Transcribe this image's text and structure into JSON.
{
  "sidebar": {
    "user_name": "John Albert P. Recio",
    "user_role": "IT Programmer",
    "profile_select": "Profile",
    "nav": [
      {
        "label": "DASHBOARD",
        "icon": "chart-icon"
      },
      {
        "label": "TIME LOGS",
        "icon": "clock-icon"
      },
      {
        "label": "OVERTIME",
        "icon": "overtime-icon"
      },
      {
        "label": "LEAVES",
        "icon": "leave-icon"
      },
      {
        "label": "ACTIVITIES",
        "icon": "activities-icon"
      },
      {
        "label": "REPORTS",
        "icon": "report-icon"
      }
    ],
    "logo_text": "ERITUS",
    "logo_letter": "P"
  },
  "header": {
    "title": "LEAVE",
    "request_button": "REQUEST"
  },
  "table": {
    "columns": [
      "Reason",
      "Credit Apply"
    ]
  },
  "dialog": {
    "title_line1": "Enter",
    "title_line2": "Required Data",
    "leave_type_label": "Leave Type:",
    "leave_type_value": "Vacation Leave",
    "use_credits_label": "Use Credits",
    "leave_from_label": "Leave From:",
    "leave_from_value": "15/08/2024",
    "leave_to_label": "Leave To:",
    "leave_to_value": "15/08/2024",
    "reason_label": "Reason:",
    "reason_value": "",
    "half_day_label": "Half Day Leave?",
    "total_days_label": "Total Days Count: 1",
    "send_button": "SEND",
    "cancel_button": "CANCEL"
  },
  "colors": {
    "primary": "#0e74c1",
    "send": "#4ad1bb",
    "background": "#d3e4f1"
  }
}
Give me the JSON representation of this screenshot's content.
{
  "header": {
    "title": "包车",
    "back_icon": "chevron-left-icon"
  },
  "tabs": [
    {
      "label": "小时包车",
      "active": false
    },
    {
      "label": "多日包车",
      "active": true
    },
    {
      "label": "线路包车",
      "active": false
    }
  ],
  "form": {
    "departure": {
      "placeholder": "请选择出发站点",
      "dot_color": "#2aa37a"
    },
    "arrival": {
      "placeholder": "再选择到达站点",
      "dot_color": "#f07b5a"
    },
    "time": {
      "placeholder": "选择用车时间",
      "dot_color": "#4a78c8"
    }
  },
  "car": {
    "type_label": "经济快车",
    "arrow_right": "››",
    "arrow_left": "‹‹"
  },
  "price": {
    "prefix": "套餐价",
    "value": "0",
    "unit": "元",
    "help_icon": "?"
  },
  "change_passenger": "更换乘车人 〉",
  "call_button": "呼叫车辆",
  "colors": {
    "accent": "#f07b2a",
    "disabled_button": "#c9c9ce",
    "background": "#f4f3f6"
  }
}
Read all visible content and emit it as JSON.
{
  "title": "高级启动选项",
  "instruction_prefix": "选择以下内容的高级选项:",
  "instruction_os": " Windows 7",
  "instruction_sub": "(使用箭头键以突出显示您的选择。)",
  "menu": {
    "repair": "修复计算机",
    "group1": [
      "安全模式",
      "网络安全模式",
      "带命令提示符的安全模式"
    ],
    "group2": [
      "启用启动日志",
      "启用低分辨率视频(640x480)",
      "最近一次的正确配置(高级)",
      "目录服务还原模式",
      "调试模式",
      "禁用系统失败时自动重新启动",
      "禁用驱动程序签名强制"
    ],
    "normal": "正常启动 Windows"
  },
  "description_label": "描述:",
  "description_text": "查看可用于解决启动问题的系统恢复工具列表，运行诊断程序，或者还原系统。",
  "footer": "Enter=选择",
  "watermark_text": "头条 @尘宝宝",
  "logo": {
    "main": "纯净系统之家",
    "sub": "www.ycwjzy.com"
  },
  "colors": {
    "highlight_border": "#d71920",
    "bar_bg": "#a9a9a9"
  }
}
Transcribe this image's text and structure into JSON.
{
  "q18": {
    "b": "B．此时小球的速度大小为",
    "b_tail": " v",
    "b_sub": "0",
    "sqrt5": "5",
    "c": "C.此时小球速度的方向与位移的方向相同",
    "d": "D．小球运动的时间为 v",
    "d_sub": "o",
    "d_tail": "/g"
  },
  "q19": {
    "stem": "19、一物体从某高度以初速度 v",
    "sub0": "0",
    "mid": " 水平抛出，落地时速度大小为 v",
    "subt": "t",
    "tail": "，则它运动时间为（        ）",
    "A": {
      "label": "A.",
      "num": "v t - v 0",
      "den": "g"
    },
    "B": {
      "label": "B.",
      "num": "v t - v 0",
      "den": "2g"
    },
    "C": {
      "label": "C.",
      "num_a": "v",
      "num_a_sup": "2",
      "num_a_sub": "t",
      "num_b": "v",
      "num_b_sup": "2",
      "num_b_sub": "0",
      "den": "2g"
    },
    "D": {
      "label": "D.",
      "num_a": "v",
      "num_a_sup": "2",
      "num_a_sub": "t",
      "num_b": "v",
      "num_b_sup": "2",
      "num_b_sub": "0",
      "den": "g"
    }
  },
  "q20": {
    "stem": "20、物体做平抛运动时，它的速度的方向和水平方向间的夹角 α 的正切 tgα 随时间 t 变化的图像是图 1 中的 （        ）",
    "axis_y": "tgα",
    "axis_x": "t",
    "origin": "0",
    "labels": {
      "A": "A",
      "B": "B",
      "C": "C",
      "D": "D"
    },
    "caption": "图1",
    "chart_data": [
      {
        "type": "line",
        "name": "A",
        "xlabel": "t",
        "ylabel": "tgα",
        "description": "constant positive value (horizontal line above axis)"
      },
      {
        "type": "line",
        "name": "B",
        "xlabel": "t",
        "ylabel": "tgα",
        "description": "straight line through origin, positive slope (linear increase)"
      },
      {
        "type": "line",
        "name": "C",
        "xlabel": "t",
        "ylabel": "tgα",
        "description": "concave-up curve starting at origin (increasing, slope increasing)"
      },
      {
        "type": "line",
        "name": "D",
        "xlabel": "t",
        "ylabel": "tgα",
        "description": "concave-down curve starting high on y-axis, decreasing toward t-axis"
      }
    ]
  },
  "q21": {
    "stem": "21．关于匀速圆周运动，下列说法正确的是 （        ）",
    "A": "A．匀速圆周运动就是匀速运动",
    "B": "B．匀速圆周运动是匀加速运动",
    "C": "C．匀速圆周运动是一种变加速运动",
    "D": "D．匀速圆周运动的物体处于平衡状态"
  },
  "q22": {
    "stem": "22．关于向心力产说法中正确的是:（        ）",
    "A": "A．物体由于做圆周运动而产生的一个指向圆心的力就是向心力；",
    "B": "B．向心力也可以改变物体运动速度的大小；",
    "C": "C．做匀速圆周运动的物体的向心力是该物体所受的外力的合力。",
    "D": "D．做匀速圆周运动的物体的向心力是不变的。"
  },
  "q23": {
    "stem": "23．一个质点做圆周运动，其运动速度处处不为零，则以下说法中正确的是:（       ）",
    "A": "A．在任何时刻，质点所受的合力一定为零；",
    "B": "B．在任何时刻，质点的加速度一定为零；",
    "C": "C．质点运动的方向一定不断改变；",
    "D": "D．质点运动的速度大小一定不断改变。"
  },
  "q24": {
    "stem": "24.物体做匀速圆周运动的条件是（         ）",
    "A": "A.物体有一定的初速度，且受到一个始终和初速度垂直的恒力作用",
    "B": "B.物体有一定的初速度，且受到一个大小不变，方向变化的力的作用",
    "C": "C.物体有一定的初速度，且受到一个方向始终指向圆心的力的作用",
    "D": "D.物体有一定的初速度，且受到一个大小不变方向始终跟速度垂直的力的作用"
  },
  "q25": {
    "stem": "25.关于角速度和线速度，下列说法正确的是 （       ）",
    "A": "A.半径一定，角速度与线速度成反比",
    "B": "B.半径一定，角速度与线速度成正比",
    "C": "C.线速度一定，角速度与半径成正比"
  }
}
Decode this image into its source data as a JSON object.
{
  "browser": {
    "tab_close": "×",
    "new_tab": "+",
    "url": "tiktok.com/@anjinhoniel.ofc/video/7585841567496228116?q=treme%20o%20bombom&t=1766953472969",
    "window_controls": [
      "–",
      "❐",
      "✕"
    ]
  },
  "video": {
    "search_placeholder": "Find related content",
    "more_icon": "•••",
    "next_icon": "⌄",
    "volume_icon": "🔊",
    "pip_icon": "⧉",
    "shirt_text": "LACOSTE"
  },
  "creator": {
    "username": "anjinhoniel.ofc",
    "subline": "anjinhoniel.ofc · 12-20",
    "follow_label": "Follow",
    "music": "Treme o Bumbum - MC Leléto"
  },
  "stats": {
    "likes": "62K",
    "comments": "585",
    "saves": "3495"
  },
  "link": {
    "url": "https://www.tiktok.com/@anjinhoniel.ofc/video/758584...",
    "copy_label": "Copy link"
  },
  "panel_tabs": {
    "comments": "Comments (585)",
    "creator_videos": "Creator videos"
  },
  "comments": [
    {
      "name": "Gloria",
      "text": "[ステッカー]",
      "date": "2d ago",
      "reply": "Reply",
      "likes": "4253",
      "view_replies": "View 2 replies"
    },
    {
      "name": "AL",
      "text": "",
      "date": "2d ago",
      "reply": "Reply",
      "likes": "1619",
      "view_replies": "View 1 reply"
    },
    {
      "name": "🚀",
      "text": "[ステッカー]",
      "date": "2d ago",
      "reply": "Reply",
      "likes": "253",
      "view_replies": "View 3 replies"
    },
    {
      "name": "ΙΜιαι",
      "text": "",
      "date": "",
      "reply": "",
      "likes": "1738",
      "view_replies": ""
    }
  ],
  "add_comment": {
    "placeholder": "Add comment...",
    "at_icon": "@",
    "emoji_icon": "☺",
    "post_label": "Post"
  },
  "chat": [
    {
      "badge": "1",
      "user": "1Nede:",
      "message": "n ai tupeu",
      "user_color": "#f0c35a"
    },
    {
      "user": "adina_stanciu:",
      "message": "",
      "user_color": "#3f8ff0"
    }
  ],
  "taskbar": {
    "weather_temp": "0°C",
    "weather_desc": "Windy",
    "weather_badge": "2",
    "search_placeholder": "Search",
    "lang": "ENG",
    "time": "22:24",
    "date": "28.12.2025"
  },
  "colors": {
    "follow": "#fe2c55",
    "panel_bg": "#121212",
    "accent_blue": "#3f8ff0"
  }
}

What is expected: Look for the word "content" and return every line where it occurs.

Solution for this problem:
Give me the JSON representation of this screenshot's content.
Read all visible content and emit it as JSON.
    "search_placeholder": "Find related content",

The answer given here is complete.